(TASK INSTRUCTIONS): Write out the records again, exactly, leaving none out.

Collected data

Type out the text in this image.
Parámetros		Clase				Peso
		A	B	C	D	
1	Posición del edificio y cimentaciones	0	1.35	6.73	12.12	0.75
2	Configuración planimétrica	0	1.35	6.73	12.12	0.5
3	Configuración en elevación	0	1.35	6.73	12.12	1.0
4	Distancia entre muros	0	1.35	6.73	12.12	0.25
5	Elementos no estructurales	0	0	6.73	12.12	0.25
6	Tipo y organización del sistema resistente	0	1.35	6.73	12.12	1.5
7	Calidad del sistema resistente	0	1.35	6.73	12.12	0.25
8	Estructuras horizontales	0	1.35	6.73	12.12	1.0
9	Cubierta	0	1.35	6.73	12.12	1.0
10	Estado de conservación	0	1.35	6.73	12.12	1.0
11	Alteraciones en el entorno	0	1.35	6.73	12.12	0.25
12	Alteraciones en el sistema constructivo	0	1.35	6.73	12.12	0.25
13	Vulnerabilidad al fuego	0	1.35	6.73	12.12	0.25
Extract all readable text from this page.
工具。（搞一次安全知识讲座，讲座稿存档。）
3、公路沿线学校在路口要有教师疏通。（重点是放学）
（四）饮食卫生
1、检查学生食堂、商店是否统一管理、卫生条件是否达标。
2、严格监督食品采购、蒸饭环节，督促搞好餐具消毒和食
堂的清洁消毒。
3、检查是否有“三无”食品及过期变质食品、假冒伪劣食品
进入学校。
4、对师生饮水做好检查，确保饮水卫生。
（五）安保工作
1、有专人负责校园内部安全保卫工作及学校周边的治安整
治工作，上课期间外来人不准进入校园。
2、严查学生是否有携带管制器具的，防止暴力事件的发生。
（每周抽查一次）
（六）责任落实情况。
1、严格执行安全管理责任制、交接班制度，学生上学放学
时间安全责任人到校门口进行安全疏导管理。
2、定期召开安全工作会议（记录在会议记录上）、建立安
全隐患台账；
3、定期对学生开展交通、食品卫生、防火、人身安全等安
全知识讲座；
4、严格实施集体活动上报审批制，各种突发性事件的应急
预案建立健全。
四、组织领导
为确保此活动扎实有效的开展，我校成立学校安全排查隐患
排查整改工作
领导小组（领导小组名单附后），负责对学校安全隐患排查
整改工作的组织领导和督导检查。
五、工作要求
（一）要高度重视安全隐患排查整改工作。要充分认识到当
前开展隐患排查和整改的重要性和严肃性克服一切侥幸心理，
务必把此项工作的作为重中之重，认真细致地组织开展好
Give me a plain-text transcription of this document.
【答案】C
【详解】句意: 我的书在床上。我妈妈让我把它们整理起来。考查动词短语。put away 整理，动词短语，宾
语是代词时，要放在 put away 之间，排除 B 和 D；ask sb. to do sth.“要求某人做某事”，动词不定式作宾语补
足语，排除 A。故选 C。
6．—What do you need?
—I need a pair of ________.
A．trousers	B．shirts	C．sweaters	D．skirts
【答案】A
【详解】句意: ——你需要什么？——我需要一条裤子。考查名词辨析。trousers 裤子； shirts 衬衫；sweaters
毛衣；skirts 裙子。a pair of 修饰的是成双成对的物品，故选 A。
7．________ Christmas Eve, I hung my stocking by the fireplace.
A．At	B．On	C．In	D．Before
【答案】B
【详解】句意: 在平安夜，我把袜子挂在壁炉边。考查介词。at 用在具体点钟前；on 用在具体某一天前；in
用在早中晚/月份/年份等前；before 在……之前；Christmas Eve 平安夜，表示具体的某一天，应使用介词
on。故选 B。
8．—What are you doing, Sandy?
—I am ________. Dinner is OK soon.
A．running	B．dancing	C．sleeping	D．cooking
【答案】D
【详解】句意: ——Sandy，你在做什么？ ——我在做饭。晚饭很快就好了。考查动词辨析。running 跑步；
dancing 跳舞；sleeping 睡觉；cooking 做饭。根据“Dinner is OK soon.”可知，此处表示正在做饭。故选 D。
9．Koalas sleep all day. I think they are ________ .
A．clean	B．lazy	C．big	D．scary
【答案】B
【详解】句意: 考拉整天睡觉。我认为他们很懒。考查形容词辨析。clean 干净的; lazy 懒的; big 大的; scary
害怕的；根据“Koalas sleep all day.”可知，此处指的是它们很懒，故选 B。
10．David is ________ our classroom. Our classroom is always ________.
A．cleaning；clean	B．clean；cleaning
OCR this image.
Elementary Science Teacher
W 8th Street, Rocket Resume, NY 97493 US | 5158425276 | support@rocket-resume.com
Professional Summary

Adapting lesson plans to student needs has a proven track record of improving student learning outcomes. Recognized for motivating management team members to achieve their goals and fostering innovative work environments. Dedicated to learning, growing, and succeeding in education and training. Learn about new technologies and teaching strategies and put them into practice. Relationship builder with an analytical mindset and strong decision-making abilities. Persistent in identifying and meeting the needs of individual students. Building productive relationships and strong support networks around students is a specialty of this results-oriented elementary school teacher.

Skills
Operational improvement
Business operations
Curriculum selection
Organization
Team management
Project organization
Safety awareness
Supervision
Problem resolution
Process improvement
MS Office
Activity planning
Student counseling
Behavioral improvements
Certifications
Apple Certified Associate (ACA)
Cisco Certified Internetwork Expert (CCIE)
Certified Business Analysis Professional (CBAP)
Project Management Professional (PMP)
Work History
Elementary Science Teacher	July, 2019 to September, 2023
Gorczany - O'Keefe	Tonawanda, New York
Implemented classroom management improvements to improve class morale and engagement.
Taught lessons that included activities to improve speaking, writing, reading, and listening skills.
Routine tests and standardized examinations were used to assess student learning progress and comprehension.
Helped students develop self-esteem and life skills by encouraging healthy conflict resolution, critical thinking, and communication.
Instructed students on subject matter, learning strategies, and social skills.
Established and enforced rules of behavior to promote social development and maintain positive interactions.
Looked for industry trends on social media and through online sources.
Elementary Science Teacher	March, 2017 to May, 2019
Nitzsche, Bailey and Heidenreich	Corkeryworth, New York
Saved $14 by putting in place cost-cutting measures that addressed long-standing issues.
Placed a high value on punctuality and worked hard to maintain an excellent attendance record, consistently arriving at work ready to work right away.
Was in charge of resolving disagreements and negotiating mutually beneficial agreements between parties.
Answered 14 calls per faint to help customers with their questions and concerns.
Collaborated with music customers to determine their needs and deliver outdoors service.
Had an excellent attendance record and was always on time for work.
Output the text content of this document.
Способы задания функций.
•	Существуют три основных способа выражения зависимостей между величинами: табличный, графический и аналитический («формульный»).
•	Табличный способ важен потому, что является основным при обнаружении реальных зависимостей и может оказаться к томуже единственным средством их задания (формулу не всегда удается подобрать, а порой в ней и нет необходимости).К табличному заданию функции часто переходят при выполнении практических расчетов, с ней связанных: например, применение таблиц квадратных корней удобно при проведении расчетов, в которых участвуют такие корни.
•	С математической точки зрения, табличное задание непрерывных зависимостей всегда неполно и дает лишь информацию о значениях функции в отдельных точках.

(COMPLETE RESPONSE):
Type out the text in this image.
Parámetros		Clase				Peso
		A	B	C	D	
1	Posición del edificio y cimentaciones	0	1.35	6.73	12.12	0.75
2	Configuración planimétrica	0	1.35	6.73	12.12	0.5
3	Configuración en elevación	0	1.35	6.73	12.12	1.0
4	Distancia entre muros	0	1.35	6.73	12.12	0.25
5	Elementos no estructurales	0	0	6.73	12.12	0.25
6	Tipo y organización del sistema resistente	0	1.35	6.73	12.12	1.5
7	Calidad del sistema resistente	0	1.35	6.73	12.12	0.25
8	Estructuras horizontales	0	1.35	6.73	12.12	1.0
9	Cubierta	0	1.35	6.73	12.12	1.0
10	Estado de conservación	0	1.35	6.73	12.12	1.0
11	Alteraciones en el entorno	0	1.35	6.73	12.12	0.25
12	Alteraciones en el sistema constructivo	0	1.35	6.73	12.12	0.25
13	Vulnerabilidad al fuego	0	1.35	6.73	12.12	0.25
Extract all readable text from this page.
工具。（搞一次安全知识讲座，讲座稿存档。）
3、公路沿线学校在路口要有教师疏通。（重点是放学）
（四）饮食卫生
1、检查学生食堂、商店是否统一管理、卫生条件是否达标。
2、严格监督食品采购、蒸饭环节，督促搞好餐具消毒和食
堂的清洁消毒。
3、检查是否有“三无”食品及过期变质食品、假冒伪劣食品
进入学校。
4、对师生饮水做好检查，确保饮水卫生。
（五）安保工作
1、有专人负责校园内部安全保卫工作及学校周边的治安整
治工作，上课期间外来人不准进入校园。
2、严查学生是否有携带管制器具的，防止暴力事件的发生。
（每周抽查一次）
（六）责任落实情况。
1、严格执行安全管理责任制、交接班制度，学生上学放学
时间安全责任人到校门口进行安全疏导管理。
2、定期召开安全工作会议（记录在会议记录上）、建立安
全隐患台账；
3、定期对学生开展交通、食品卫生、防火、人身安全等安
全知识讲座；
4、严格实施集体活动上报审批制，各种突发性事件的应急
预案建立健全。
四、组织领导
为确保此活动扎实有效的开展，我校成立学校安全排查隐患
排查整改工作
领导小组（领导小组名单附后），负责对学校安全隐患排查
整改工作的组织领导和督导检查。
五、工作要求
（一）要高度重视安全隐患排查整改工作。要充分认识到当
前开展隐患排查和整改的重要性和严肃性克服一切侥幸心理，
务必把此项工作的作为重中之重，认真细致地组织开展好
Give me a plain-text transcription of this document.
【答案】C
【详解】句意: 我的书在床上。我妈妈让我把它们整理起来。考查动词短语。put away 整理，动词短语，宾
语是代词时，要放在 put away 之间，排除 B 和 D；ask sb. to do sth.“要求某人做某事”，动词不定式作宾语补
足语，排除 A。故选 C。
6．—What do you need?
—I need a pair of ________.
A．trousers	B．shirts	C．sweaters	D．skirts
【答案】A
【详解】句意: ——你需要什么？——我需要一条裤子。考查名词辨析。trousers 裤子； shirts 衬衫；sweaters
毛衣；skirts 裙子。a pair of 修饰的是成双成对的物品，故选 A。
7．________ Christmas Eve, I hung my stocking by the fireplace.
A．At	B．On	C．In	D．Before
【答案】B
【详解】句意: 在平安夜，我把袜子挂在壁炉边。考查介词。at 用在具体点钟前；on 用在具体某一天前；in
用在早中晚/月份/年份等前；before 在……之前；Christmas Eve 平安夜，表示具体的某一天，应使用介词
on。故选 B。
8．—What are you doing, Sandy?
—I am ________. Dinner is OK soon.
A．running	B．dancing	C．sleeping	D．cooking
【答案】D
【详解】句意: ——Sandy，你在做什么？ ——我在做饭。晚饭很快就好了。考查动词辨析。running 跑步；
dancing 跳舞；sleeping 睡觉；cooking 做饭。根据“Dinner is OK soon.”可知，此处表示正在做饭。故选 D。
9．Koalas sleep all day. I think they are ________ .
A．clean	B．lazy	C．big	D．scary
【答案】B
【详解】句意: 考拉整天睡觉。我认为他们很懒。考查形容词辨析。clean 干净的; lazy 懒的; big 大的; scary
害怕的；根据“Koalas sleep all day.”可知，此处指的是它们很懒，故选 B。
10．David is ________ our classroom. Our classroom is always ________.
A．cleaning；clean	B．clean；cleaning
OCR this image.
Elementary Science Teacher
W 8th Street, Rocket Resume, NY 97493 US | 5158425276 | support@rocket-resume.com
Professional Summary

Adapting lesson plans to student needs has a proven track record of improving student learning outcomes. Recognized for motivating management team members to achieve their goals and fostering innovative work environments. Dedicated to learning, growing, and succeeding in education and training. Learn about new technologies and teaching strategies and put them into practice. Relationship builder with an analytical mindset and strong decision-making abilities. Persistent in identifying and meeting the needs of individual students. Building productive relationships and strong support networks around students is a specialty of this results-oriented elementary school teacher.

Skills
Operational improvement
Business operations
Curriculum selection
Organization
Team management
Project organization
Safety awareness
Supervision
Problem resolution
Process improvement
MS Office
Activity planning
Student counseling
Behavioral improvements
Certifications
Apple Certified Associate (ACA)
Cisco Certified Internetwork Expert (CCIE)
Certified Business Analysis Professional (CBAP)
Project Management Professional (PMP)
Work History
Elementary Science Teacher	July, 2019 to September, 2023
Gorczany - O'Keefe	Tonawanda, New York
Implemented classroom management improvements to improve class morale and engagement.
Taught lessons that included activities to improve speaking, writing, reading, and listening skills.
Routine tests and standardized examinations were used to assess student learning progress and comprehension.
Helped students develop self-esteem and life skills by encouraging healthy conflict resolution, critical thinking, and communication.
Instructed students on subject matter, learning strategies, and social skills.
Established and enforced rules of behavior to promote social development and maintain positive interactions.
Looked for industry trends on social media and through online sources.
Elementary Science Teacher	March, 2017 to May, 2019
Nitzsche, Bailey and Heidenreich	Corkeryworth, New York
Saved $14 by putting in place cost-cutting measures that addressed long-standing issues.
Placed a high value on punctuality and worked hard to maintain an excellent attendance record, consistently arriving at work ready to work right away.
Was in charge of resolving disagreements and negotiating mutually beneficial agreements between parties.
Answered 14 calls per faint to help customers with their questions and concerns.
Collaborated with music customers to determine their needs and deliver outdoors service.
Had an excellent attendance record and was always on time for work.
Output the text content of this document.
Способы задания функций.
•	Существуют три основных способа выражения зависимостей между величинами: табличный, графический и аналитический («формульный»).
•	Табличный способ важен потому, что является основным при обнаружении реальных зависимостей и может оказаться к томуже единственным средством их задания (формулу не всегда удается подобрать, а порой в ней и нет необходимости).К табличному заданию функции часто переходят при выполнении практических расчетов, с ней связанных: например, применение таблиц квадратных корней удобно при проведении расчетов, в которых участвуют такие корни.
•	С математической точки зрения, табличное задание непрерывных зависимостей всегда неполно и дает лишь информацию о значениях функции в отдельных точках.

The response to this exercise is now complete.